Come boxing

The 535 up Avenue du Parc is jammed full of people in winter; in spring, though, with so many Montrealers on foot or bicycle, it's usually easy to get a seat. It's only a ten-minute ride from my 'hood to Van Horne. The gym itself is in the building right on the corner, but it's virtually impossible to find. You go through a back entrance, down a graffiti-covered alley which sets off all your "you are about to be mugged" street-smarts alarms the first time you follow it, to the unmarked door with no handle.

Once inside the semi-abandoned building - once a factory? a warehouse? - the air is musty. Debris and abandoned furniture litter the stairwell. From above you hear violent rhythmic thumps, and the first time you probably presume it's the sound of gloves hitting bags in the boxing gym that is your destination ... so you're a little surprised when you ascend to the second-story stairs and see a crowd of slender young women furiously flamenco-dancing away, stomping out the noise that shakes the air.

Past the dancers, turn right, and into the gym. It's shaped like a half-trapezoid, with dusty sprung-hardwood floors. The woman's change room is comfortable; the men's is cramped, used to stow a drum kit and random other rusting and incomprehensible equipment. There's a line of heavy bags along one wall, and racks and bookcases full of boxing equipment along the others, weights and gloves and jump-ropes, plus a few antique stationary bikes. Several of the many windows are broken and sealed with canvas and duct tape. There's an excellent sound system and a big rack of CDs in the corner. Phil is probably there. It's his gym. You could say that Phil is a character, but that would be such an understatement.

Phil is forty years old. I know this only because his fortieth birthday party was in April - I missed it, alas. He's half-bald, half-dreadlocked. He wears a perpetual smile. He's a drummer in a punk band, and a full-time boxing instructor. He has no sense of impropriety; his middle names might as well be Too Much Information. A typical Phil story begins with "I was taking a crap the other day, when..." I have heard it alleged from multiple sources that Phil is capable of squirting man-milk from his nipples. In the winter, his friend's apartment was devastated by an explosion; Phil was there within hours, gleefully documenting the devastation with his videocamera.

Phil had a pot belly last year (it's since vanished, no mean feat for a 40-year-old) but he was still the fittest person in a room full of extremely fit twenty- and thirtysomethings. He has been boxing since his teens. I learned more about boxing in one month with Phil than in four years with several other instructors. If you want to compete, he will train you for free, and he will do a phenomenal job - but he will take no shit from you. You will train at least four times a week, you will be reliable, you will give up all smoking and drinking, or he will drop you like a hot rock. As far as he's concerned, his job is to bring out your fullest potential, and if you're not interested in that, neither is he.

◆ **Given instruction**
Retype the part of the boxing gym essay that begins at the words "Phil had a pot" and stops after the words "neither is he.".

◆ **Data segment**

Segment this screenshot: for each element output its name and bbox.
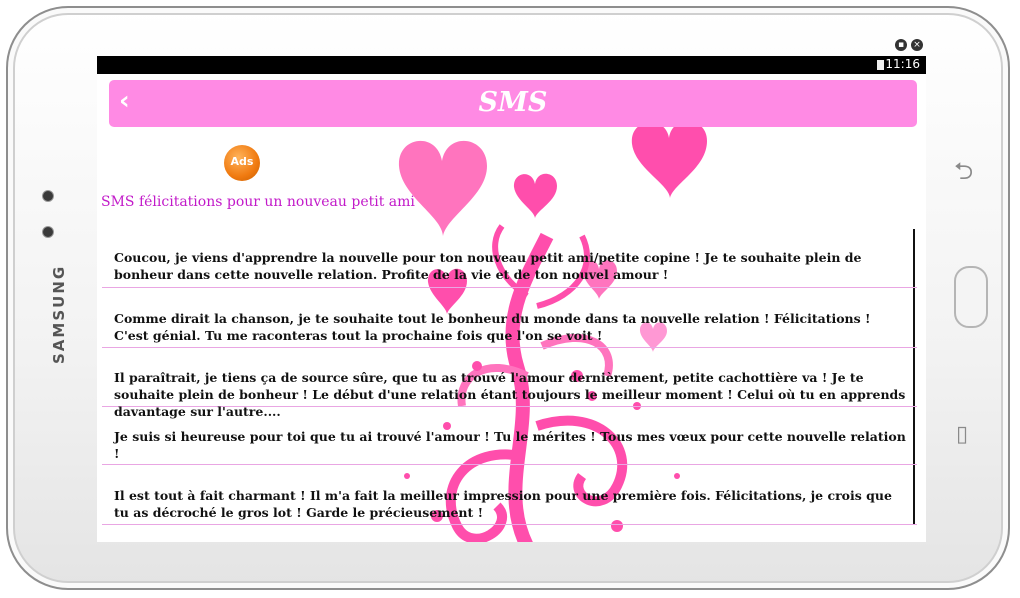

◆ **Problem solution**
Phil had a pot belly last year (it's since vanished, no mean feat for a 40-year-old) but he was still the fittest person in a room full of extremely fit twenty- and thirtysomethings. He has been boxing since his teens. I learned more about boxing in one month with Phil than in four years with several other instructors. If you want to compete, he will train you for free, and he will do a phenomenal job - but he will take no shit from you. You will train at least four times a week, you will be reliable, you will give up all smoking and drinking, or he will drop you like a hot rock. As far as he's concerned, his job is to bring out your fullest potential, and if you're not interested in that, neither is he.